:: RECORDS FOR THIS TASK ::
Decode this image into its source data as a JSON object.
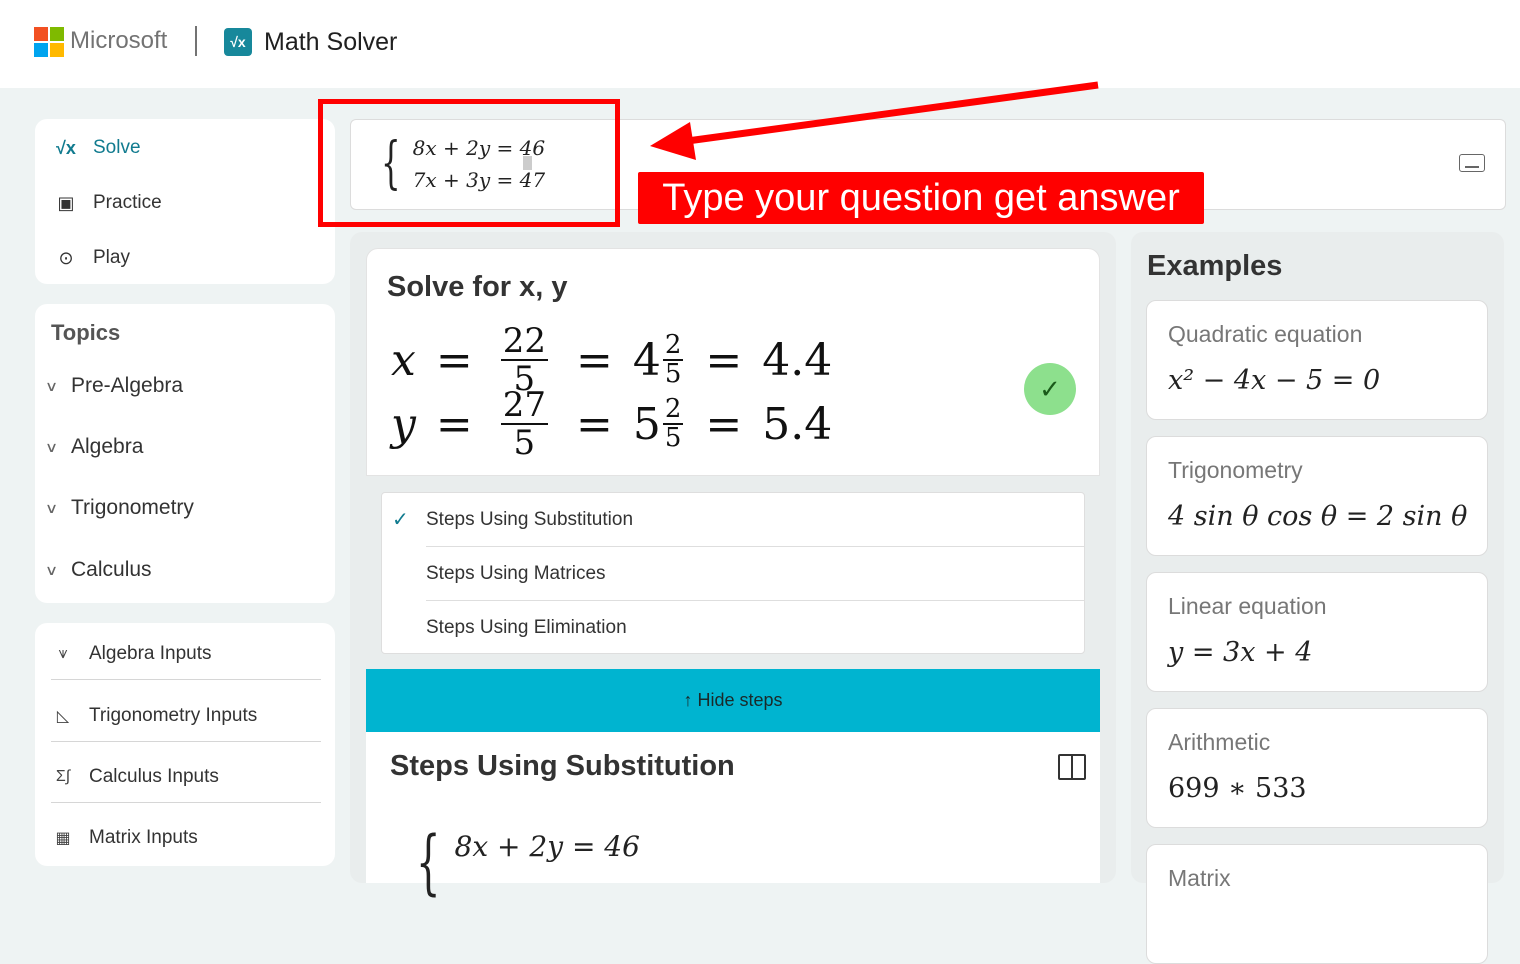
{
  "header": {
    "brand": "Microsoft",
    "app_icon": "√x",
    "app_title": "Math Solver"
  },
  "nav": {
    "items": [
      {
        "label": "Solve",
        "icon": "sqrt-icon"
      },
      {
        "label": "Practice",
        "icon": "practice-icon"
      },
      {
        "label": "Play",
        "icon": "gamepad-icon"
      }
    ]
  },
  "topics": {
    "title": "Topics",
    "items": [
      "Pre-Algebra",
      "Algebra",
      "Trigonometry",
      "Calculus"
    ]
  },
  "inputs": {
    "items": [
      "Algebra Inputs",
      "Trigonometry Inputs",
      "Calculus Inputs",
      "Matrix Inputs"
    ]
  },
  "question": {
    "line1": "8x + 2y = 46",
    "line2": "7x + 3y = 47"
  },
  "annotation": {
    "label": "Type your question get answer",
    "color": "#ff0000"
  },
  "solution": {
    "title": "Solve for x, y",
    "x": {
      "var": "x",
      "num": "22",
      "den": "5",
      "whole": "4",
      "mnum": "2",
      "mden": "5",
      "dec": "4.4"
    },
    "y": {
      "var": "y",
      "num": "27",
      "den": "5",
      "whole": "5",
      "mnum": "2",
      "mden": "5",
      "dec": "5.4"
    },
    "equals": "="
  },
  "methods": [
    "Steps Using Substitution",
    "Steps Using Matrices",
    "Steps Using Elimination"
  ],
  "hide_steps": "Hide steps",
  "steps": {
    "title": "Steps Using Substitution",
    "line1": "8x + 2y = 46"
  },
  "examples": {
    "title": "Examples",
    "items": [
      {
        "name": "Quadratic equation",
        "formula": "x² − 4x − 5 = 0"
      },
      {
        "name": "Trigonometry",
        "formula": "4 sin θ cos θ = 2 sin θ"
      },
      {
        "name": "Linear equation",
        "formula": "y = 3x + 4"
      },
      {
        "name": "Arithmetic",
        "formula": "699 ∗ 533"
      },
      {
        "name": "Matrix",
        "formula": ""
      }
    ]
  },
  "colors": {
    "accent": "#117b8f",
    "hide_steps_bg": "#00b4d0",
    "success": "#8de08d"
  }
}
:::
▸ GIVEN PROBLEM
Scan the lines for the string "Trigonometry". Pick out every line that has it.

▸ SOLUTION
      "Trigonometry",
      "Trigonometry Inputs",
        "name": "Trigonometry",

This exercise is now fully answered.